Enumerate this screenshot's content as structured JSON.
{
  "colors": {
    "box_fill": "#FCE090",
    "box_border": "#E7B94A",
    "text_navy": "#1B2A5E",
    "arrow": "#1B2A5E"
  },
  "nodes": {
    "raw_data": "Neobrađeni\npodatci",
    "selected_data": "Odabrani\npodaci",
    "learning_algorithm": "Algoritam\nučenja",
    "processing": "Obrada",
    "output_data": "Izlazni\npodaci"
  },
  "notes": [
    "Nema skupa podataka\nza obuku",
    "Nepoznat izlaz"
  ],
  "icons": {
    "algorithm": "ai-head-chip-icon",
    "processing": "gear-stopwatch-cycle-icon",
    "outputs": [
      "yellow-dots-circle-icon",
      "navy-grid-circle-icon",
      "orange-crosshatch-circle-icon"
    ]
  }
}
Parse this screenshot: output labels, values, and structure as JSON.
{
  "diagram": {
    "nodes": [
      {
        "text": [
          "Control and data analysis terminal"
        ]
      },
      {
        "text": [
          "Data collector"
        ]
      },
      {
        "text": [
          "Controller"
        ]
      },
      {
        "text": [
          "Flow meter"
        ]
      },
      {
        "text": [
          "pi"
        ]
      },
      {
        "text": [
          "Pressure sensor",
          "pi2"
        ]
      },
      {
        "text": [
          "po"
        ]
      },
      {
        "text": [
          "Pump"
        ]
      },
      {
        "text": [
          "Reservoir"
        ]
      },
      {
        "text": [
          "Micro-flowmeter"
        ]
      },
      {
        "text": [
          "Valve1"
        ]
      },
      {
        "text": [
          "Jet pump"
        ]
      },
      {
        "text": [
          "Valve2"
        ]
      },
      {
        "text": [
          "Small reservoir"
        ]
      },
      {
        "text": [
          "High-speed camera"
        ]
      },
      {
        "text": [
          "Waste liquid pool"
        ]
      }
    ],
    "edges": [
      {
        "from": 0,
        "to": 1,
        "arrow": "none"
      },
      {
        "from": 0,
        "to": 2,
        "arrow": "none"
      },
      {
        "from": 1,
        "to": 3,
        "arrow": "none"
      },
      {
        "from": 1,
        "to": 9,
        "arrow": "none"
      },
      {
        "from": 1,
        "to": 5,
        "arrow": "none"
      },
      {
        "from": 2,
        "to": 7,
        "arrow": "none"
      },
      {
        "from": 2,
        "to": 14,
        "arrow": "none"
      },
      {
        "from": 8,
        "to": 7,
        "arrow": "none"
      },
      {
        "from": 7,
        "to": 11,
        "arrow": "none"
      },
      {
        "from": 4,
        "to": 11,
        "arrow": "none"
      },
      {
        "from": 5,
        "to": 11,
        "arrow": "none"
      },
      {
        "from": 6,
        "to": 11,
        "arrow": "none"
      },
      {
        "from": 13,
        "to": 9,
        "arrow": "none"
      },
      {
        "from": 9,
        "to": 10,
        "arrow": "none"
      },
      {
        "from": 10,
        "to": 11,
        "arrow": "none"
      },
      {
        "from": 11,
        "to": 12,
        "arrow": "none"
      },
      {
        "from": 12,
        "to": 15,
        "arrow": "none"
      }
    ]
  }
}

:: WHAT THE TASK ASKS ::
Please output the complete data exactly.

:: SOLVED EXERCISE ::
Enumerate this screenshot's content as structured JSON.
{
  "colors": {
    "box_fill": "#FCE090",
    "box_border": "#E7B94A",
    "text_navy": "#1B2A5E",
    "arrow": "#1B2A5E"
  },
  "nodes": {
    "raw_data": "Neobrađeni\npodatci",
    "selected_data": "Odabrani\npodaci",
    "learning_algorithm": "Algoritam\nučenja",
    "processing": "Obrada",
    "output_data": "Izlazni\npodaci"
  },
  "notes": [
    "Nema skupa podataka\nza obuku",
    "Nepoznat izlaz"
  ],
  "icons": {
    "algorithm": "ai-head-chip-icon",
    "processing": "gear-stopwatch-cycle-icon",
    "outputs": [
      "yellow-dots-circle-icon",
      "navy-grid-circle-icon",
      "orange-crosshatch-circle-icon"
    ]
  }
}
Parse this screenshot: output labels, values, and structure as JSON.
{
  "diagram": {
    "nodes": [
      {
        "text": [
          "Control and data analysis terminal"
        ]
      },
      {
        "text": [
          "Data collector"
        ]
      },
      {
        "text": [
          "Controller"
        ]
      },
      {
        "text": [
          "Flow meter"
        ]
      },
      {
        "text": [
          "pi"
        ]
      },
      {
        "text": [
          "Pressure sensor",
          "pi2"
        ]
      },
      {
        "text": [
          "po"
        ]
      },
      {
        "text": [
          "Pump"
        ]
      },
      {
        "text": [
          "Reservoir"
        ]
      },
      {
        "text": [
          "Micro-flowmeter"
        ]
      },
      {
        "text": [
          "Valve1"
        ]
      },
      {
        "text": [
          "Jet pump"
        ]
      },
      {
        "text": [
          "Valve2"
        ]
      },
      {
        "text": [
          "Small reservoir"
        ]
      },
      {
        "text": [
          "High-speed camera"
        ]
      },
      {
        "text": [
          "Waste liquid pool"
        ]
      }
    ],
    "edges": [
      {
        "from": 0,
        "to": 1,
        "arrow": "none"
      },
      {
        "from": 0,
        "to": 2,
        "arrow": "none"
      },
      {
        "from": 1,
        "to": 3,
        "arrow": "none"
      },
      {
        "from": 1,
        "to": 9,
        "arrow": "none"
      },
      {
        "from": 1,
        "to": 5,
        "arrow": "none"
      },
      {
        "from": 2,
        "to": 7,
        "arrow": "none"
      },
      {
        "from": 2,
        "to": 14,
        "arrow": "none"
      },
      {
        "from": 8,
        "to": 7,
        "arrow": "none"
      },
      {
        "from": 7,
        "to": 11,
        "arrow": "none"
      },
      {
        "from": 4,
        "to": 11,
        "arrow": "none"
      },
      {
        "from": 5,
        "to": 11,
        "arrow": "none"
      },
      {
        "from": 6,
        "to": 11,
        "arrow": "none"
      },
      {
        "from": 13,
        "to": 9,
        "arrow": "none"
      },
      {
        "from": 9,
        "to": 10,
        "arrow": "none"
      },
      {
        "from": 10,
        "to": 11,
        "arrow": "none"
      },
      {
        "from": 11,
        "to": 12,
        "arrow": "none"
      },
      {
        "from": 12,
        "to": 15,
        "arrow": "none"
      }
    ]
  }
}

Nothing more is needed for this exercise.